Layout annotation data
>> start
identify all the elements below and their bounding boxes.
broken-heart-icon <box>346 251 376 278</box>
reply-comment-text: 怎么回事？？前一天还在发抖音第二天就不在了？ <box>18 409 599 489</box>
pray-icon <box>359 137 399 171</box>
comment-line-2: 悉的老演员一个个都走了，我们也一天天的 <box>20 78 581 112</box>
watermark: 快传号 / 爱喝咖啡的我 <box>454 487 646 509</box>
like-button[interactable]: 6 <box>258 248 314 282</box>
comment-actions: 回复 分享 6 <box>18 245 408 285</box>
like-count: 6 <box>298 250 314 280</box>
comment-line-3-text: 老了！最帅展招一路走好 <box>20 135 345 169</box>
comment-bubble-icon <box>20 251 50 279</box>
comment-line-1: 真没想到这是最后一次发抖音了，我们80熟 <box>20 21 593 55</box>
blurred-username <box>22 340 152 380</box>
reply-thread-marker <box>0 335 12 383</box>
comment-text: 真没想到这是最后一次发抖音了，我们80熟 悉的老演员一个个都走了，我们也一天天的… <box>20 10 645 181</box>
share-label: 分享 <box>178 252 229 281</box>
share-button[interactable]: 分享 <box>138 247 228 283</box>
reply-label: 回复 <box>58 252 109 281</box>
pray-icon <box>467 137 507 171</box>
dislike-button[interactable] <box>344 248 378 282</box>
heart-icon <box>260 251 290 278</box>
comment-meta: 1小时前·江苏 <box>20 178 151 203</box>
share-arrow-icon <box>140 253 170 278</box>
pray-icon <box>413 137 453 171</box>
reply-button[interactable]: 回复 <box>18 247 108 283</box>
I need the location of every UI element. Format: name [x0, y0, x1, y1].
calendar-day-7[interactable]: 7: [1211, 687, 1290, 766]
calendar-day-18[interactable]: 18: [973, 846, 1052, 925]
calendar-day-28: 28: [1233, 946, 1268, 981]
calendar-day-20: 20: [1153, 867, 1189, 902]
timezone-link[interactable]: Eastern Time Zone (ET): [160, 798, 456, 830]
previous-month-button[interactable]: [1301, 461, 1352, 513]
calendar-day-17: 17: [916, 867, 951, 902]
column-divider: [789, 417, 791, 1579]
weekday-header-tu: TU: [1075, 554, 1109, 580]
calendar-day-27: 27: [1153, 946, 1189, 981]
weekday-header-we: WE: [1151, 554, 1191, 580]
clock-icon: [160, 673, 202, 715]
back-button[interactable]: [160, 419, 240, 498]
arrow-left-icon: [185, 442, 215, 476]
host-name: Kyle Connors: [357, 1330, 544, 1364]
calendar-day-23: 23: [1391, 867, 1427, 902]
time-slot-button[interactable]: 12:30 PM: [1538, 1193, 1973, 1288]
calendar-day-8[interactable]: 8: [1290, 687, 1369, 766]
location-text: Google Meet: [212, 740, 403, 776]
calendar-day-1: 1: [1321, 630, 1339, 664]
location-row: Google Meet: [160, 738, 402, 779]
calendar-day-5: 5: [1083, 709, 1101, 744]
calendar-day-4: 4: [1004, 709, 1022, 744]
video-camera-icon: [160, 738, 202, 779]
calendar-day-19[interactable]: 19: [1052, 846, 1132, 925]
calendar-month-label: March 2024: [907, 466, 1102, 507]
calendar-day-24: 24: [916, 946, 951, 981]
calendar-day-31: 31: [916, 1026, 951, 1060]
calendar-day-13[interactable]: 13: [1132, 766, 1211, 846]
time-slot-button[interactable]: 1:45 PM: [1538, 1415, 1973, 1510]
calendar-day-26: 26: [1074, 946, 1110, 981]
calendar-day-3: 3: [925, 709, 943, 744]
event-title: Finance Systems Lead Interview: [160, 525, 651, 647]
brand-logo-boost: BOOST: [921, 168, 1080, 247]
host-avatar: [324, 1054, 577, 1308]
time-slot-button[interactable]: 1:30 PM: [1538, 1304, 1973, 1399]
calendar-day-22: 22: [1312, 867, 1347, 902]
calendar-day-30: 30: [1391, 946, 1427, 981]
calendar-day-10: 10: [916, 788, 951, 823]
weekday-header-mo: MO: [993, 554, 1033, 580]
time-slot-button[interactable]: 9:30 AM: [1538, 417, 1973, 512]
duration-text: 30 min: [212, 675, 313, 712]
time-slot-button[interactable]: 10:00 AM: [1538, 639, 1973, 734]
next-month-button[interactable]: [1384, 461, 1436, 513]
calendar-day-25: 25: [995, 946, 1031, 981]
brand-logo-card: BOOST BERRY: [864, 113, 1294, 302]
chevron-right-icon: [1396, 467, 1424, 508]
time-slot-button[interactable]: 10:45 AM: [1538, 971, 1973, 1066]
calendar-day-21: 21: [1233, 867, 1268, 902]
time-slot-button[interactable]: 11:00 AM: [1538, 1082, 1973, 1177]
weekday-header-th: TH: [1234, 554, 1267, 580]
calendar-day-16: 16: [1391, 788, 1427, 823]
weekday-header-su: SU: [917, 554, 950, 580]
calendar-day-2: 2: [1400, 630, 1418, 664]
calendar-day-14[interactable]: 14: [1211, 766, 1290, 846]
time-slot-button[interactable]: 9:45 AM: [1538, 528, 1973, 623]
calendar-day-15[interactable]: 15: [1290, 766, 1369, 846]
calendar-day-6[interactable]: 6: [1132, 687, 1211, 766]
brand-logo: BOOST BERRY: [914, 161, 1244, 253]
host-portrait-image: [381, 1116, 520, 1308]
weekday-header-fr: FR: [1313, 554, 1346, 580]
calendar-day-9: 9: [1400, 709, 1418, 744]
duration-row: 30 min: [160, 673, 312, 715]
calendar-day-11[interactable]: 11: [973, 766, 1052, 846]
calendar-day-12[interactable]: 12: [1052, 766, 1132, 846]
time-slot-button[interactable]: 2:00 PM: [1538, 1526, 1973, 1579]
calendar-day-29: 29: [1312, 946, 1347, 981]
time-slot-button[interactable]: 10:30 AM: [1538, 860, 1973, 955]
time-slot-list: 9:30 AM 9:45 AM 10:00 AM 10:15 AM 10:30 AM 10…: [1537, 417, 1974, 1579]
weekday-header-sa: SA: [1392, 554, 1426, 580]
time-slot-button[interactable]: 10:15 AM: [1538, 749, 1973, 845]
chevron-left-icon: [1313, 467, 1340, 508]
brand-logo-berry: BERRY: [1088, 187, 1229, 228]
>> end
◆ Stated exercise: Extract every line of the entries above and reproduce each one verbatim, keeping the original order.

◆ Reply to the exercise:
identify all the elements below and their bounding boxes.
broken-heart-icon <box>346 251 376 278</box>
reply-comment-text: 怎么回事？？前一天还在发抖音第二天就不在了？ <box>18 409 599 489</box>
pray-icon <box>359 137 399 171</box>
comment-line-2: 悉的老演员一个个都走了，我们也一天天的 <box>20 78 581 112</box>
watermark: 快传号 / 爱喝咖啡的我 <box>454 487 646 509</box>
like-button[interactable]: 6 <box>258 248 314 282</box>
comment-actions: 回复 分享 6 <box>18 245 408 285</box>
like-count: 6 <box>298 250 314 280</box>
comment-line-3-text: 老了！最帅展招一路走好 <box>20 135 345 169</box>
comment-bubble-icon <box>20 251 50 279</box>
comment-line-1: 真没想到这是最后一次发抖音了，我们80熟 <box>20 21 593 55</box>
blurred-username <box>22 340 152 380</box>
reply-thread-marker <box>0 335 12 383</box>
comment-text: 真没想到这是最后一次发抖音了，我们80熟 悉的老演员一个个都走了，我们也一天天的… <box>20 10 645 181</box>
share-label: 分享 <box>178 252 229 281</box>
share-button[interactable]: 分享 <box>138 247 228 283</box>
reply-label: 回复 <box>58 252 109 281</box>
pray-icon <box>467 137 507 171</box>
dislike-button[interactable] <box>344 248 378 282</box>
heart-icon <box>260 251 290 278</box>
comment-meta: 1小时前·江苏 <box>20 178 151 203</box>
share-arrow-icon <box>140 253 170 278</box>
pray-icon <box>413 137 453 171</box>
reply-button[interactable]: 回复 <box>18 247 108 283</box>
I need the location of every UI element. Format: name [x0, y0, x1, y1].
calendar-day-7[interactable]: 7: [1211, 687, 1290, 766]
calendar-day-18[interactable]: 18: [973, 846, 1052, 925]
calendar-day-28: 28: [1233, 946, 1268, 981]
calendar-day-20: 20: [1153, 867, 1189, 902]
timezone-link[interactable]: Eastern Time Zone (ET): [160, 798, 456, 830]
previous-month-button[interactable]: [1301, 461, 1352, 513]
calendar-day-17: 17: [916, 867, 951, 902]
column-divider: [789, 417, 791, 1579]
weekday-header-tu: TU: [1075, 554, 1109, 580]
calendar-day-27: 27: [1153, 946, 1189, 981]
weekday-header-we: WE: [1151, 554, 1191, 580]
clock-icon: [160, 673, 202, 715]
back-button[interactable]: [160, 419, 240, 498]
arrow-left-icon: [185, 442, 215, 476]
host-name: Kyle Connors: [357, 1330, 544, 1364]
calendar-day-23: 23: [1391, 867, 1427, 902]
time-slot-button[interactable]: 12:30 PM: [1538, 1193, 1973, 1288]
calendar-day-8[interactable]: 8: [1290, 687, 1369, 766]
location-text: Google Meet: [212, 740, 403, 776]
calendar-day-1: 1: [1321, 630, 1339, 664]
location-row: Google Meet: [160, 738, 402, 779]
calendar-day-5: 5: [1083, 709, 1101, 744]
calendar-day-4: 4: [1004, 709, 1022, 744]
video-camera-icon: [160, 738, 202, 779]
calendar-day-19[interactable]: 19: [1052, 846, 1132, 925]
calendar-month-label: March 2024: [907, 466, 1102, 507]
calendar-day-24: 24: [916, 946, 951, 981]
calendar-day-31: 31: [916, 1026, 951, 1060]
calendar-day-13[interactable]: 13: [1132, 766, 1211, 846]
time-slot-button[interactable]: 1:45 PM: [1538, 1415, 1973, 1510]
calendar-day-26: 26: [1074, 946, 1110, 981]
calendar-day-3: 3: [925, 709, 943, 744]
event-title: Finance Systems Lead Interview: [160, 525, 651, 647]
brand-logo-boost: BOOST: [921, 168, 1080, 247]
host-avatar: [324, 1054, 577, 1308]
time-slot-button[interactable]: 1:30 PM: [1538, 1304, 1973, 1399]
calendar-day-22: 22: [1312, 867, 1347, 902]
calendar-day-30: 30: [1391, 946, 1427, 981]
calendar-day-10: 10: [916, 788, 951, 823]
weekday-header-mo: MO: [993, 554, 1033, 580]
time-slot-button[interactable]: 9:30 AM: [1538, 417, 1973, 512]
duration-text: 30 min: [212, 675, 313, 712]
time-slot-button[interactable]: 10:00 AM: [1538, 639, 1973, 734]
next-month-button[interactable]: [1384, 461, 1436, 513]
calendar-day-25: 25: [995, 946, 1031, 981]
brand-logo-card: BOOST BERRY: [864, 113, 1294, 302]
chevron-right-icon: [1396, 467, 1424, 508]
time-slot-button[interactable]: 10:45 AM: [1538, 971, 1973, 1066]
calendar-day-21: 21: [1233, 867, 1268, 902]
time-slot-button[interactable]: 11:00 AM: [1538, 1082, 1973, 1177]
weekday-header-th: TH: [1234, 554, 1267, 580]
calendar-day-16: 16: [1391, 788, 1427, 823]
weekday-header-su: SU: [917, 554, 950, 580]
calendar-day-2: 2: [1400, 630, 1418, 664]
calendar-day-14[interactable]: 14: [1211, 766, 1290, 846]
time-slot-button[interactable]: 9:45 AM: [1538, 528, 1973, 623]
calendar-day-15[interactable]: 15: [1290, 766, 1369, 846]
calendar-day-6[interactable]: 6: [1132, 687, 1211, 766]
brand-logo: BOOST BERRY: [914, 161, 1244, 253]
host-portrait-image: [381, 1116, 520, 1308]
weekday-header-fr: FR: [1313, 554, 1346, 580]
calendar-day-9: 9: [1400, 709, 1418, 744]
duration-row: 30 min: [160, 673, 312, 715]
calendar-day-11[interactable]: 11: [973, 766, 1052, 846]
calendar-day-12[interactable]: 12: [1052, 766, 1132, 846]
time-slot-button[interactable]: 2:00 PM: [1538, 1526, 1973, 1579]
calendar-day-29: 29: [1312, 946, 1347, 981]
time-slot-button[interactable]: 10:30 AM: [1538, 860, 1973, 955]
time-slot-list: 9:30 AM 9:45 AM 10:00 AM 10:15 AM 10:30 AM 10…: [1537, 417, 1974, 1579]
weekday-header-sa: SA: [1392, 554, 1426, 580]
time-slot-button[interactable]: 10:15 AM: [1538, 749, 1973, 845]
chevron-left-icon: [1313, 467, 1340, 508]
brand-logo-berry: BERRY: [1088, 187, 1229, 228]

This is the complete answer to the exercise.